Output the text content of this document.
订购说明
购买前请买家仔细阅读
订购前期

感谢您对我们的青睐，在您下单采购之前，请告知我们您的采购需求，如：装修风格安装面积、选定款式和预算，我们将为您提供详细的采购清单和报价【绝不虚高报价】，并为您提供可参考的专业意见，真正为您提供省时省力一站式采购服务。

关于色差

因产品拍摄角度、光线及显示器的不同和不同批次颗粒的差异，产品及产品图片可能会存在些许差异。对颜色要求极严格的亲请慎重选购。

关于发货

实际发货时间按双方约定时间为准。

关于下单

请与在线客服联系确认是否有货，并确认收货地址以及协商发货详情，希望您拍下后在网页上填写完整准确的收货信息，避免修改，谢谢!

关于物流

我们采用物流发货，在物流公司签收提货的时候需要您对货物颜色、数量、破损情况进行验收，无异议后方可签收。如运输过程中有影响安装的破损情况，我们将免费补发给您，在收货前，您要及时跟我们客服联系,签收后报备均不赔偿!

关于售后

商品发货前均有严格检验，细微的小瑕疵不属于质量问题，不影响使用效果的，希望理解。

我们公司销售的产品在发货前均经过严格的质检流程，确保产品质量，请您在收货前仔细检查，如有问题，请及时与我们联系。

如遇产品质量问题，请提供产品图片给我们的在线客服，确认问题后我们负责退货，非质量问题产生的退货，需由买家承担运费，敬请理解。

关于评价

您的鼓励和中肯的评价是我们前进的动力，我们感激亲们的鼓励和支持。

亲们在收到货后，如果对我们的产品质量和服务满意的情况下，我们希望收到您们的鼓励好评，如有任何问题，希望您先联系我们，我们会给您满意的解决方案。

○ ○ ○ ○ ○ ○ ○

Print out every record again, exactly and in full.

Output the text content of this document.
订购说明
购买前请买家仔细阅读
订购前期

感谢您对我们的青睐，在您下单采购之前，请告知我们您的采购需求，如：装修风格安装面积、选定款式和预算，我们将为您提供详细的采购清单和报价【绝不虚高报价】，并为您提供可参考的专业意见，真正为您提供省时省力一站式采购服务。

关于色差

因产品拍摄角度、光线及显示器的不同和不同批次颗粒的差异，产品及产品图片可能会存在些许差异。对颜色要求极严格的亲请慎重选购。

关于发货

实际发货时间按双方约定时间为准。

关于下单

请与在线客服联系确认是否有货，并确认收货地址以及协商发货详情，希望您拍下后在网页上填写完整准确的收货信息，避免修改，谢谢!

关于物流

我们采用物流发货，在物流公司签收提货的时候需要您对货物颜色、数量、破损情况进行验收，无异议后方可签收。如运输过程中有影响安装的破损情况，我们将免费补发给您，在收货前，您要及时跟我们客服联系,签收后报备均不赔偿!

关于售后

商品发货前均有严格检验，细微的小瑕疵不属于质量问题，不影响使用效果的，希望理解。

我们公司销售的产品在发货前均经过严格的质检流程，确保产品质量，请您在收货前仔细检查，如有问题，请及时与我们联系。

如遇产品质量问题，请提供产品图片给我们的在线客服，确认问题后我们负责退货，非质量问题产生的退货，需由买家承担运费，敬请理解。

关于评价

您的鼓励和中肯的评价是我们前进的动力，我们感激亲们的鼓励和支持。

亲们在收到货后，如果对我们的产品质量和服务满意的情况下，我们希望收到您们的鼓励好评，如有任何问题，希望您先联系我们，我们会给您满意的解决方案。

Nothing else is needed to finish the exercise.